Records excerpted from a collection
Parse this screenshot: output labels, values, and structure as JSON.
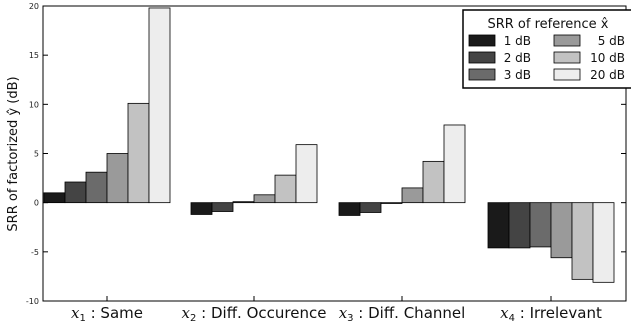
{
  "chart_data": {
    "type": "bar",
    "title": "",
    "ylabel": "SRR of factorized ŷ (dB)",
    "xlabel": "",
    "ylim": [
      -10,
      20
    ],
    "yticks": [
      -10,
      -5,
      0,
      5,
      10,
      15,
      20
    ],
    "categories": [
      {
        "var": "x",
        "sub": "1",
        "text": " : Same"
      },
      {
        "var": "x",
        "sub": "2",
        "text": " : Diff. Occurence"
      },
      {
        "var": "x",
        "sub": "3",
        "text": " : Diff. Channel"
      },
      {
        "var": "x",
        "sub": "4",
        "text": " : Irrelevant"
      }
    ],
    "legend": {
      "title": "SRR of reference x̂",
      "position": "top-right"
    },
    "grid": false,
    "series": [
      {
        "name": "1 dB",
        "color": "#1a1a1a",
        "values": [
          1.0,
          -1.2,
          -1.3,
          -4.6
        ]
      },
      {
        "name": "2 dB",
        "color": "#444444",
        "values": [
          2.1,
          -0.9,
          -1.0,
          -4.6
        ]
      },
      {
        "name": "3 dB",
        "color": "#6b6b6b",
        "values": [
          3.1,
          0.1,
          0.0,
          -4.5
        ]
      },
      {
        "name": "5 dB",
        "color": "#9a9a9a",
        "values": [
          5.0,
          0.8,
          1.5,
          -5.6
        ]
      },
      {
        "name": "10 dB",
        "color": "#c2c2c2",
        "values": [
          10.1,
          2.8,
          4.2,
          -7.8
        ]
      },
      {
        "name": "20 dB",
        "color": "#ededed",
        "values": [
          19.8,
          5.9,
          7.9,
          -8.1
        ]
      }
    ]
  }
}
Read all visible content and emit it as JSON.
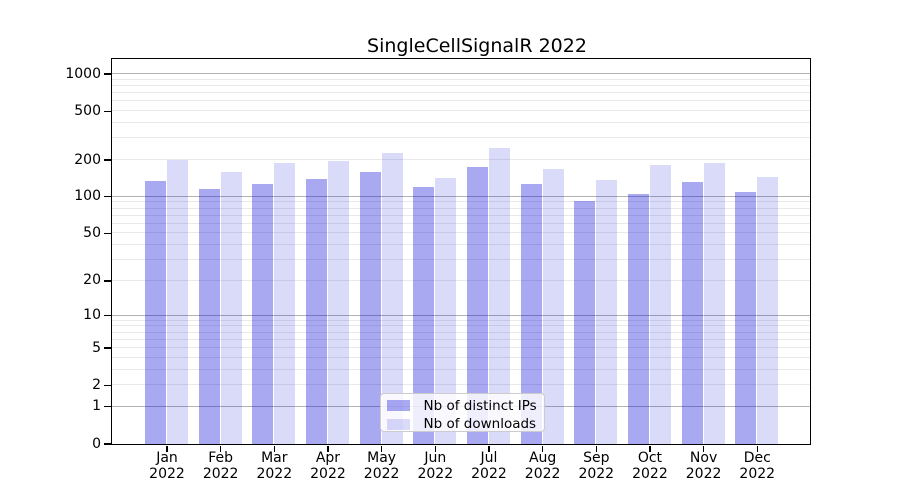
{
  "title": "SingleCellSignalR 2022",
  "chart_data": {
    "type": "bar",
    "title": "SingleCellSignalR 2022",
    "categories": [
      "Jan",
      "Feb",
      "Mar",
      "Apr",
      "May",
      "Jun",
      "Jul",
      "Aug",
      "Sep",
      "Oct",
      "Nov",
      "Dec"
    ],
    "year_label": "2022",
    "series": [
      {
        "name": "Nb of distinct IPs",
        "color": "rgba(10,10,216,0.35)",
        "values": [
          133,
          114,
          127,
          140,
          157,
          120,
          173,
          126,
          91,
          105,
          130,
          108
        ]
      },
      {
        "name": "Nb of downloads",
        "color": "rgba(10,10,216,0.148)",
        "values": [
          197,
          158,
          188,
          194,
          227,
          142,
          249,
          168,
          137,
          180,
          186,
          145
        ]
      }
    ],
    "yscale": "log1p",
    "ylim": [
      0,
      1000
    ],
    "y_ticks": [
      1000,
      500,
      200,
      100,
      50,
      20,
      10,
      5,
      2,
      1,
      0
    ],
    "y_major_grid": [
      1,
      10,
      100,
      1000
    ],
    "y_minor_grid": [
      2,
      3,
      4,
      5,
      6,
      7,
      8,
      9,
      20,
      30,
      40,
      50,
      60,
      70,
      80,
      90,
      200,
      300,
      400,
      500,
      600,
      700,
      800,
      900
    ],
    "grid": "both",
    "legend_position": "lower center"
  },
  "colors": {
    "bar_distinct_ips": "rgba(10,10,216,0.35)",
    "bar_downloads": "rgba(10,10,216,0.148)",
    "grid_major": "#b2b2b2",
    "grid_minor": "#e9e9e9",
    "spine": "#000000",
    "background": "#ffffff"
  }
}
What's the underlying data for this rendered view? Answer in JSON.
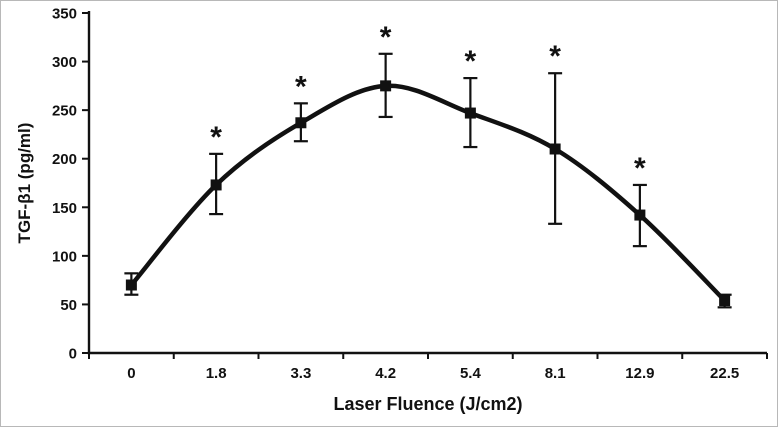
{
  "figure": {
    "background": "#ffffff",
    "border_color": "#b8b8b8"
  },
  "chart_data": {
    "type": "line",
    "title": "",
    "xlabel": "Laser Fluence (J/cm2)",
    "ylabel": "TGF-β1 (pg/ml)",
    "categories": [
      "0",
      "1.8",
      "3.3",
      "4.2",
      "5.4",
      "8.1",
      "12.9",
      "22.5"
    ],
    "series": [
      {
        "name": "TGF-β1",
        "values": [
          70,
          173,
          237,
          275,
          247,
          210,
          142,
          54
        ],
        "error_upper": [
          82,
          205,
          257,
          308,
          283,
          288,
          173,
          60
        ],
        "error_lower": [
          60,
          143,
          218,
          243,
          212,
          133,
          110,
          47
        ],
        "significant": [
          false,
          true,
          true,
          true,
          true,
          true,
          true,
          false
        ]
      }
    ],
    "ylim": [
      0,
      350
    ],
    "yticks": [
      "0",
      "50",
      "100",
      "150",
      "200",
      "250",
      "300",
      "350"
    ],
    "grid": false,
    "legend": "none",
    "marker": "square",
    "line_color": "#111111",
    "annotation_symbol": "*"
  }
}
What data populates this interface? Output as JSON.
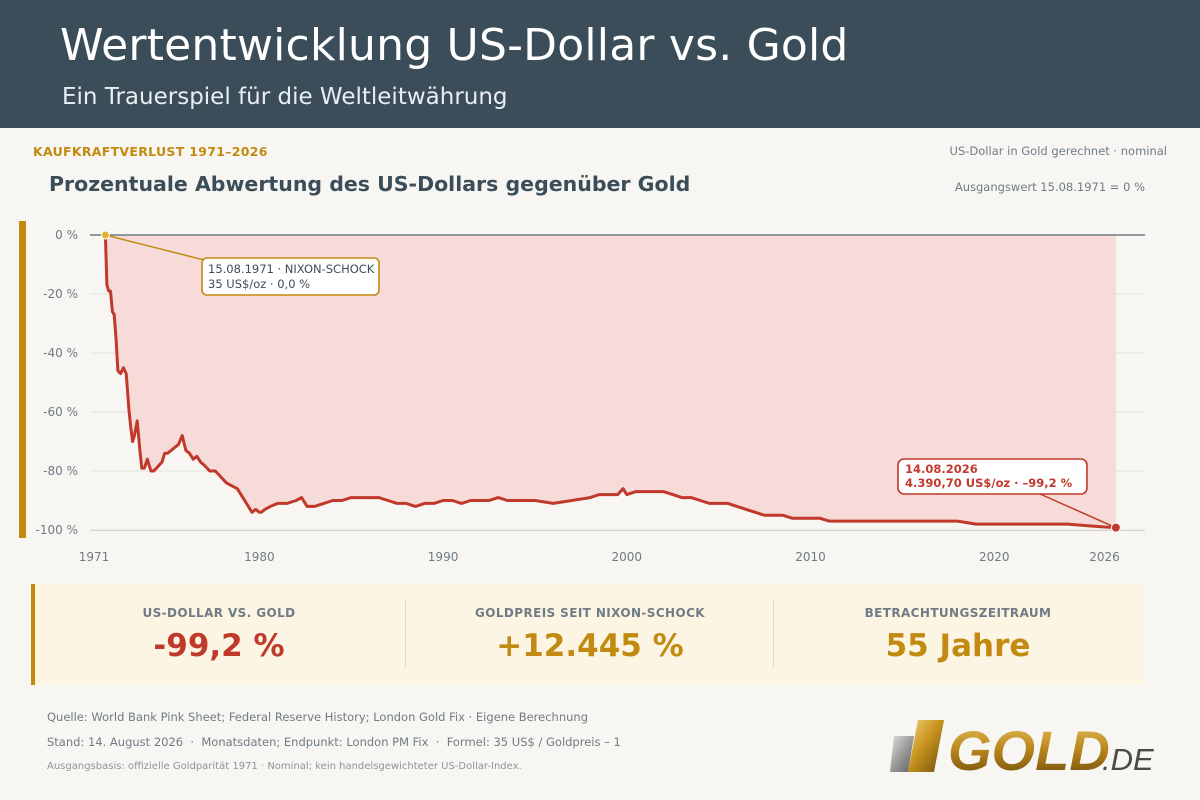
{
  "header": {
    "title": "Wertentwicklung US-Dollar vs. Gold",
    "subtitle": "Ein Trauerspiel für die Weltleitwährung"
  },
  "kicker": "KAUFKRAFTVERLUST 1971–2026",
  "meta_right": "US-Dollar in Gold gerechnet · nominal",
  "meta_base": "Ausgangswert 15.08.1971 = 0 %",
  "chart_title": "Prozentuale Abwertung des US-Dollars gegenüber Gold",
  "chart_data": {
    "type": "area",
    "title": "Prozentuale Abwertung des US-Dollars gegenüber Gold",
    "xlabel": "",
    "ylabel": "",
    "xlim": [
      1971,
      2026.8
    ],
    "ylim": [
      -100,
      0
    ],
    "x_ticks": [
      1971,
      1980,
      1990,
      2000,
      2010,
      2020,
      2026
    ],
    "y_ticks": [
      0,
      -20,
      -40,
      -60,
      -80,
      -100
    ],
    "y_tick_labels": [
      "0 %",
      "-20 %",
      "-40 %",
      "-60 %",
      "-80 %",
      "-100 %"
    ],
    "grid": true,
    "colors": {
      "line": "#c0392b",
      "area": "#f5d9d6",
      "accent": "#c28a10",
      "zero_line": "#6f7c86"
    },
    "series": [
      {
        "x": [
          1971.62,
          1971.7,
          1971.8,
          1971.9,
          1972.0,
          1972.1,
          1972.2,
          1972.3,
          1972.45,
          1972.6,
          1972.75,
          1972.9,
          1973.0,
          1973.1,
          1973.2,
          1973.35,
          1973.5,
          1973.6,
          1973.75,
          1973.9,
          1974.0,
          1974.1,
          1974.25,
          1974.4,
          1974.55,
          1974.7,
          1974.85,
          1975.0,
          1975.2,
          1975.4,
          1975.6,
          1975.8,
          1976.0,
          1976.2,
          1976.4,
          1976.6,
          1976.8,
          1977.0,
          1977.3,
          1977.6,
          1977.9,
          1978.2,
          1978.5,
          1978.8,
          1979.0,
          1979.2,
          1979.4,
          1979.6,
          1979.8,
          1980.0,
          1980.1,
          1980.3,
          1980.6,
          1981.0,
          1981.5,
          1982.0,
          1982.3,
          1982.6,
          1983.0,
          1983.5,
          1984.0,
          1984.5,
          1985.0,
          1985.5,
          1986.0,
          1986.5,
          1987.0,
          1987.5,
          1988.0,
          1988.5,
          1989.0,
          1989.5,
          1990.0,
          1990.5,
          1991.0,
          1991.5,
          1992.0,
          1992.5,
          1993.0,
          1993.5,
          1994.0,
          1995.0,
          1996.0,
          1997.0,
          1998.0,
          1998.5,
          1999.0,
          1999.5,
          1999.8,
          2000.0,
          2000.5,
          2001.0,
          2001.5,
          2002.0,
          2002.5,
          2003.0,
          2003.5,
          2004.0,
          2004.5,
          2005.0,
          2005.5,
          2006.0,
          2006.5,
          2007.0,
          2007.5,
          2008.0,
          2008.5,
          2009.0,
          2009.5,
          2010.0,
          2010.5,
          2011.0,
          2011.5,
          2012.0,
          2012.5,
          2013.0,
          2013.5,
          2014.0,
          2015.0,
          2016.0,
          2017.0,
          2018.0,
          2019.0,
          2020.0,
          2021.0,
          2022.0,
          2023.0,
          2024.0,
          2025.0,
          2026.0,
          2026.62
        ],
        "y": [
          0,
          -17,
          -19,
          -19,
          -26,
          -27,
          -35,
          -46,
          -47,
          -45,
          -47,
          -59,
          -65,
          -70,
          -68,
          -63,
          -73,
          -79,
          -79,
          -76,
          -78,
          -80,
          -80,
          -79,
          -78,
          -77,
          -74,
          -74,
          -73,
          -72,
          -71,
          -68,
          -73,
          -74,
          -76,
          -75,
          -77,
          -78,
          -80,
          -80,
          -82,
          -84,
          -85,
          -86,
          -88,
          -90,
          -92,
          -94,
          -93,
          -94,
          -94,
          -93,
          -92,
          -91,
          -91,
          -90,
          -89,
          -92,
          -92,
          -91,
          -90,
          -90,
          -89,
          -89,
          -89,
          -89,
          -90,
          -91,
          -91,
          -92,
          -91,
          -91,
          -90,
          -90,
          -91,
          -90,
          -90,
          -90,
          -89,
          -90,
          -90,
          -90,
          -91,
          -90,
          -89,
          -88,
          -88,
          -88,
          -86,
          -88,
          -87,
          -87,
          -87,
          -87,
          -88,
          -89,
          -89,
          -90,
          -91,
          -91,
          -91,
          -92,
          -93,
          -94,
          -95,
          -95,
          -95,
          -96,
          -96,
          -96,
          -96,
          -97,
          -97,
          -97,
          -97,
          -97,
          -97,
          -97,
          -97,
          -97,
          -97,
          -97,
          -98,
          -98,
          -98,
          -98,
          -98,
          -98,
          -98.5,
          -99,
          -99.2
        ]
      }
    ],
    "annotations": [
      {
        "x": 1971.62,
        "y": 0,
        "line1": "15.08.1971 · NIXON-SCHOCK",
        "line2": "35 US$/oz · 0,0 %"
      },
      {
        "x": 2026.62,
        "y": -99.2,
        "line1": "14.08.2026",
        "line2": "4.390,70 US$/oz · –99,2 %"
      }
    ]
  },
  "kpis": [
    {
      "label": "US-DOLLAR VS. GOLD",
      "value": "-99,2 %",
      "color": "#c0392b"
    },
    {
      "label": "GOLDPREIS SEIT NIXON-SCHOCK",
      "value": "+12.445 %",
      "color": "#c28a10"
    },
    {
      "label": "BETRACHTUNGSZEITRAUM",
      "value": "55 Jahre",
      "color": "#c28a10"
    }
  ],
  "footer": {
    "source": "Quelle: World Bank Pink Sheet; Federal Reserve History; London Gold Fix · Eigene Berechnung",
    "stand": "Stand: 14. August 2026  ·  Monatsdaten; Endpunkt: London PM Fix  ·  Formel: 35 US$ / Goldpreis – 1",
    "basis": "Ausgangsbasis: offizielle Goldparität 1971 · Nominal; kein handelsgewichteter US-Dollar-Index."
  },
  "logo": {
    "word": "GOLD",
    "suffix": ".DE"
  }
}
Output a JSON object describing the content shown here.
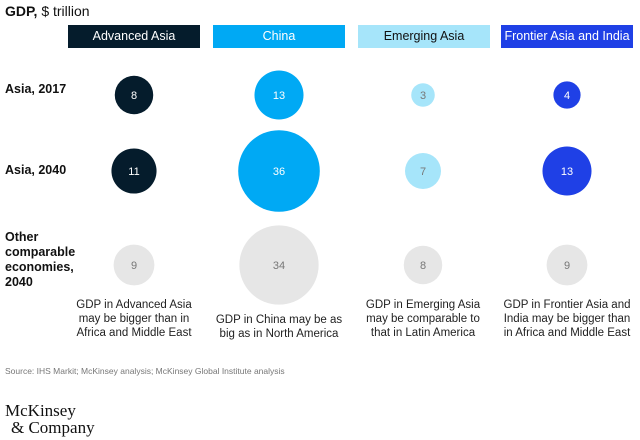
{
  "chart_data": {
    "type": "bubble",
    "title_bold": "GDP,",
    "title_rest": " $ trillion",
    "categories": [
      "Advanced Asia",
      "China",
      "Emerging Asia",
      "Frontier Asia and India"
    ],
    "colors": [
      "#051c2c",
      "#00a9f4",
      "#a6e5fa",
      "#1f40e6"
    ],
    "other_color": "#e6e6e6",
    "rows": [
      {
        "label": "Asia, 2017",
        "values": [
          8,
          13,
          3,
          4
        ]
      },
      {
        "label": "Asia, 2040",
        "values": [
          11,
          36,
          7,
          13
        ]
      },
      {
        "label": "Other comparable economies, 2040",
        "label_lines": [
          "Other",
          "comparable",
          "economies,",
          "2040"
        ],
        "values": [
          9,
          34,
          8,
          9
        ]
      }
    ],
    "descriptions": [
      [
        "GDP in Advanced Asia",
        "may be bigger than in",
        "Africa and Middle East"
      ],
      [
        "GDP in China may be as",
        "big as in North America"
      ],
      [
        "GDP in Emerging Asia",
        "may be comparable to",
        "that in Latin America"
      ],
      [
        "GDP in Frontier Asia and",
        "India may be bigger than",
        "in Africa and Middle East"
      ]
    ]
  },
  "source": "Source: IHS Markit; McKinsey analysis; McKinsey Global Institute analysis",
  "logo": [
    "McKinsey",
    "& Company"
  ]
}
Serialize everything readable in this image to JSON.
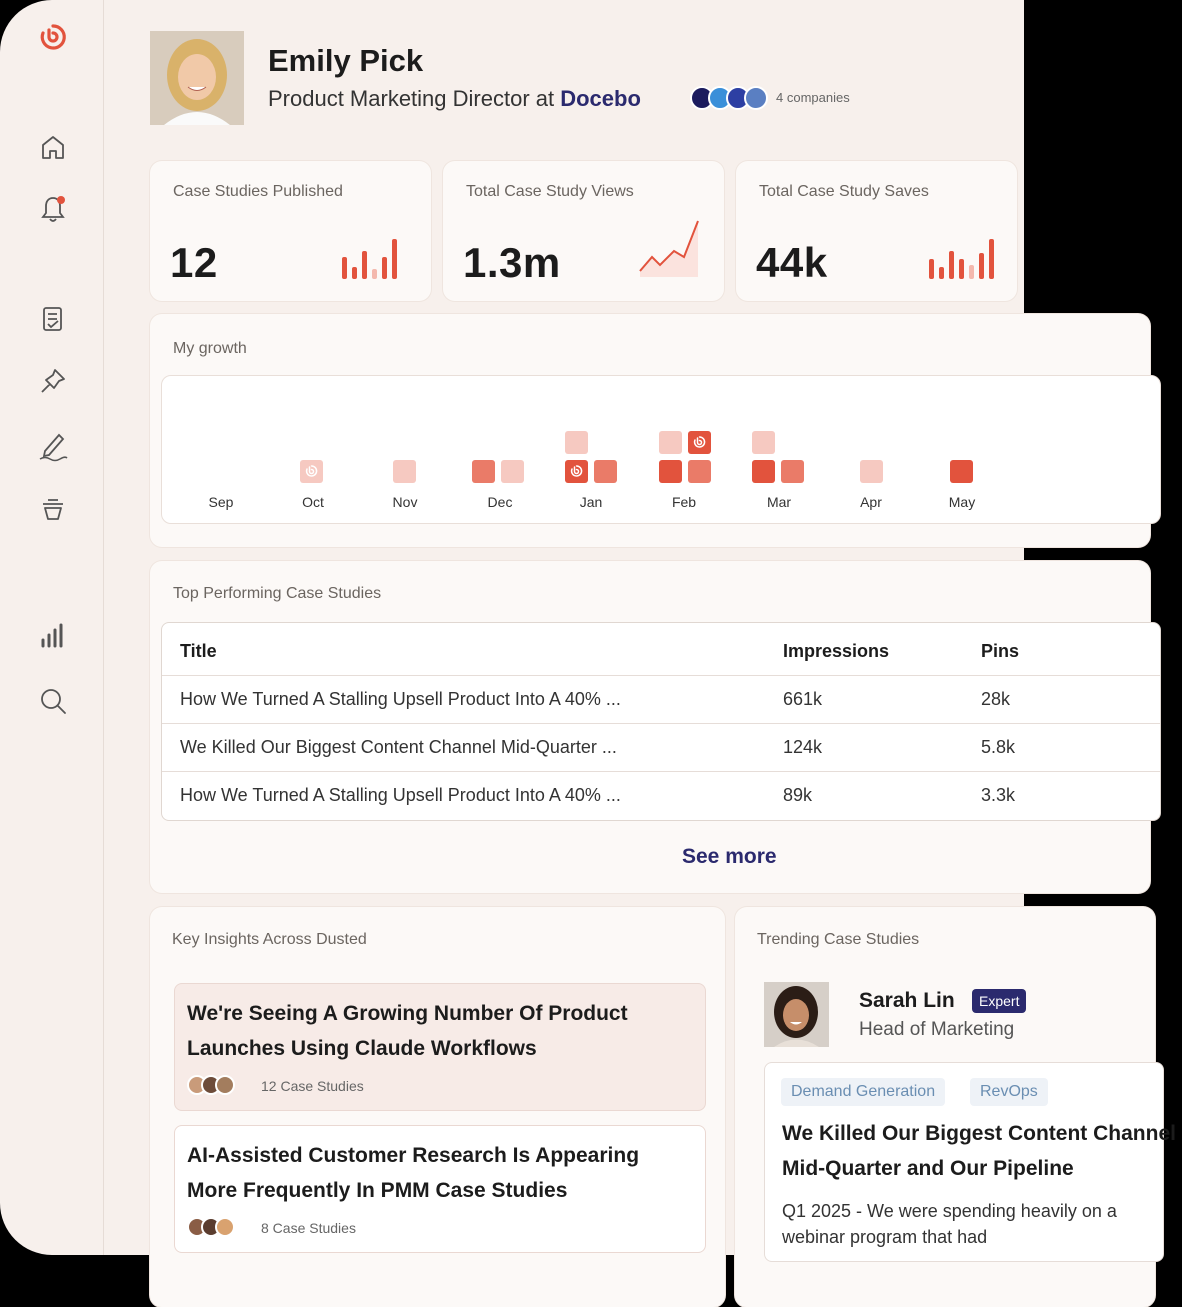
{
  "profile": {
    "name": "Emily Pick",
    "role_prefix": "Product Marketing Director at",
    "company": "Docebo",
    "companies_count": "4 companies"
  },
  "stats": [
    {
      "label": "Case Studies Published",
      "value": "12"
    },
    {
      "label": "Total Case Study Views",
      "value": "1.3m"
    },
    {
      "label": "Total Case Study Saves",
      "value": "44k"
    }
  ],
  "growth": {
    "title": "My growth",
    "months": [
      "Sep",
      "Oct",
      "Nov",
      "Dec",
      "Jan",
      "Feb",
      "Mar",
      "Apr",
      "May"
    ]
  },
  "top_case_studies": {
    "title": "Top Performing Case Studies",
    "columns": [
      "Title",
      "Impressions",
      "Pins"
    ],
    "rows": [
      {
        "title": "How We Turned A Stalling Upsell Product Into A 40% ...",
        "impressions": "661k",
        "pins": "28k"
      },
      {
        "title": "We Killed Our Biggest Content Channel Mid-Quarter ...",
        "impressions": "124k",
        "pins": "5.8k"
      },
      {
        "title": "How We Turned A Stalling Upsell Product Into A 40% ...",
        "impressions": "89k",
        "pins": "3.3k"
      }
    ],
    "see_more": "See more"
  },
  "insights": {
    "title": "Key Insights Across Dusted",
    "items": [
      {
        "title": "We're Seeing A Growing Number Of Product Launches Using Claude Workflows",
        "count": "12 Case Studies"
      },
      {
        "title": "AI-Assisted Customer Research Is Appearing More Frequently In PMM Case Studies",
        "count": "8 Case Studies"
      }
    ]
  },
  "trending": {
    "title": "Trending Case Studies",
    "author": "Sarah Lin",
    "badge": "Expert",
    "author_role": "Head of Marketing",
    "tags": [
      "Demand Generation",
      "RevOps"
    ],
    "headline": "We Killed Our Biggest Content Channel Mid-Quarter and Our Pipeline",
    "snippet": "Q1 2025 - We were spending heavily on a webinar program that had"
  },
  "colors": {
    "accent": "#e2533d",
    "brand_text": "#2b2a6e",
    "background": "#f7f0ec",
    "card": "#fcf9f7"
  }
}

INSTRUCTIONS FOR THE TASK: Pull out all lines from the listing that contain the string "this".

FINISHED EXERCISE:
Parse this screenshot: output labels, values, and structure as JSON.
What's the underlying data for this rendered view? Answer in JSON.
What data populates this interface? Output as JSON.
Serialize everything readable in this image to JSON.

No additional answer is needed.